● Task brief: Reproduce every entry exactly as shown.

^^^^

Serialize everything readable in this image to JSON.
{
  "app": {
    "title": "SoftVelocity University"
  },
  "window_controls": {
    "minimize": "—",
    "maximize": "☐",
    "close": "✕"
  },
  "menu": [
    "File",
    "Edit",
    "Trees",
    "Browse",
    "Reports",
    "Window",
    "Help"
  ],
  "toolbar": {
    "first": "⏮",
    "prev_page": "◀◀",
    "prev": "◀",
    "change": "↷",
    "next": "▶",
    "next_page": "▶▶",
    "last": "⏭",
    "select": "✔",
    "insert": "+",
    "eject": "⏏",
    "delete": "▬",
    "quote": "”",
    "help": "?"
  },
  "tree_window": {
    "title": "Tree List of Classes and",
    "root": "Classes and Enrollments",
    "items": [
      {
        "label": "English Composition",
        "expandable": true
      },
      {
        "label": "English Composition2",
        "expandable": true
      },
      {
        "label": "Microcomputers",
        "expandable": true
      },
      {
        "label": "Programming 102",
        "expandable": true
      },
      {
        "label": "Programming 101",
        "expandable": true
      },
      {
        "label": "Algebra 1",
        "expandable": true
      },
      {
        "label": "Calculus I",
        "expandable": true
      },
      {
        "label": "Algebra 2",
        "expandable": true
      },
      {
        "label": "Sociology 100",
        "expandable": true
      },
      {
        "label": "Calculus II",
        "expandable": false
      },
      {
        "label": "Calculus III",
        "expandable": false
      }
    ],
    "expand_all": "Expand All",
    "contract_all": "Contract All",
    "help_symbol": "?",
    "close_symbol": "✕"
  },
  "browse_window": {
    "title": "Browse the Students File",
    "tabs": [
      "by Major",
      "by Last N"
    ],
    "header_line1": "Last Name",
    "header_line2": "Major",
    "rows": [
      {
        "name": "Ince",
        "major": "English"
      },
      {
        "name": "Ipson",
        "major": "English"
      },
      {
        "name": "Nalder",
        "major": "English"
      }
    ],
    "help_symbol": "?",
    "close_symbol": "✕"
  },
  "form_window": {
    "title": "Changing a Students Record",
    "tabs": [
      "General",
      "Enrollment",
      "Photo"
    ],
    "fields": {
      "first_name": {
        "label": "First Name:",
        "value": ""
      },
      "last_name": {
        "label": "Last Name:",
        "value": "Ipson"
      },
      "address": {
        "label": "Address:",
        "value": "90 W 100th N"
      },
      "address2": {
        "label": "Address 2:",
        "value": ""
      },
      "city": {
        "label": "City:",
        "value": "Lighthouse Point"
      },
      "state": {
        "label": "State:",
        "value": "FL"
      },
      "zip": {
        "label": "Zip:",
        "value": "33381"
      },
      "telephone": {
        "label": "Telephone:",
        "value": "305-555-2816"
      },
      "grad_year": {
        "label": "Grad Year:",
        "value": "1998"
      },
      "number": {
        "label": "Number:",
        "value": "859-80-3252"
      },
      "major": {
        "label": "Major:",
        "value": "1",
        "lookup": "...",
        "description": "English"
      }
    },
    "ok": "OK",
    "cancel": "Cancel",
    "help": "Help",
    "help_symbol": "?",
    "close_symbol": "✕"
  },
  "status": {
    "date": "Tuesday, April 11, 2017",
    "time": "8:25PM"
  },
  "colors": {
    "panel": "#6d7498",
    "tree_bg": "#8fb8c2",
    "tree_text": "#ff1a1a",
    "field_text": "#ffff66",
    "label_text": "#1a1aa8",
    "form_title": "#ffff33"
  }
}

^^^^

● Reply:
Serialize everything readable in this image to JSON.
{
  "app": {
    "title": "SoftVelocity University"
  },
  "window_controls": {
    "minimize": "—",
    "maximize": "☐",
    "close": "✕"
  },
  "menu": [
    "File",
    "Edit",
    "Trees",
    "Browse",
    "Reports",
    "Window",
    "Help"
  ],
  "toolbar": {
    "first": "⏮",
    "prev_page": "◀◀",
    "prev": "◀",
    "change": "↷",
    "next": "▶",
    "next_page": "▶▶",
    "last": "⏭",
    "select": "✔",
    "insert": "+",
    "eject": "⏏",
    "delete": "▬",
    "quote": "”",
    "help": "?"
  },
  "tree_window": {
    "title": "Tree List of Classes and",
    "root": "Classes and Enrollments",
    "items": [
      {
        "label": "English Composition",
        "expandable": true
      },
      {
        "label": "English Composition2",
        "expandable": true
      },
      {
        "label": "Microcomputers",
        "expandable": true
      },
      {
        "label": "Programming 102",
        "expandable": true
      },
      {
        "label": "Programming 101",
        "expandable": true
      },
      {
        "label": "Algebra 1",
        "expandable": true
      },
      {
        "label": "Calculus I",
        "expandable": true
      },
      {
        "label": "Algebra 2",
        "expandable": true
      },
      {
        "label": "Sociology 100",
        "expandable": true
      },
      {
        "label": "Calculus II",
        "expandable": false
      },
      {
        "label": "Calculus III",
        "expandable": false
      }
    ],
    "expand_all": "Expand All",
    "contract_all": "Contract All",
    "help_symbol": "?",
    "close_symbol": "✕"
  },
  "browse_window": {
    "title": "Browse the Students File",
    "tabs": [
      "by Major",
      "by Last N"
    ],
    "header_line1": "Last Name",
    "header_line2": "Major",
    "rows": [
      {
        "name": "Ince",
        "major": "English"
      },
      {
        "name": "Ipson",
        "major": "English"
      },
      {
        "name": "Nalder",
        "major": "English"
      }
    ],
    "help_symbol": "?",
    "close_symbol": "✕"
  },
  "form_window": {
    "title": "Changing a Students Record",
    "tabs": [
      "General",
      "Enrollment",
      "Photo"
    ],
    "fields": {
      "first_name": {
        "label": "First Name:",
        "value": ""
      },
      "last_name": {
        "label": "Last Name:",
        "value": "Ipson"
      },
      "address": {
        "label": "Address:",
        "value": "90 W 100th N"
      },
      "address2": {
        "label": "Address 2:",
        "value": ""
      },
      "city": {
        "label": "City:",
        "value": "Lighthouse Point"
      },
      "state": {
        "label": "State:",
        "value": "FL"
      },
      "zip": {
        "label": "Zip:",
        "value": "33381"
      },
      "telephone": {
        "label": "Telephone:",
        "value": "305-555-2816"
      },
      "grad_year": {
        "label": "Grad Year:",
        "value": "1998"
      },
      "number": {
        "label": "Number:",
        "value": "859-80-3252"
      },
      "major": {
        "label": "Major:",
        "value": "1",
        "lookup": "...",
        "description": "English"
      }
    },
    "ok": "OK",
    "cancel": "Cancel",
    "help": "Help",
    "help_symbol": "?",
    "close_symbol": "✕"
  },
  "status": {
    "date": "Tuesday, April 11, 2017",
    "time": "8:25PM"
  },
  "colors": {
    "panel": "#6d7498",
    "tree_bg": "#8fb8c2",
    "tree_text": "#ff1a1a",
    "field_text": "#ffff66",
    "label_text": "#1a1aa8",
    "form_title": "#ffff33"
  }
}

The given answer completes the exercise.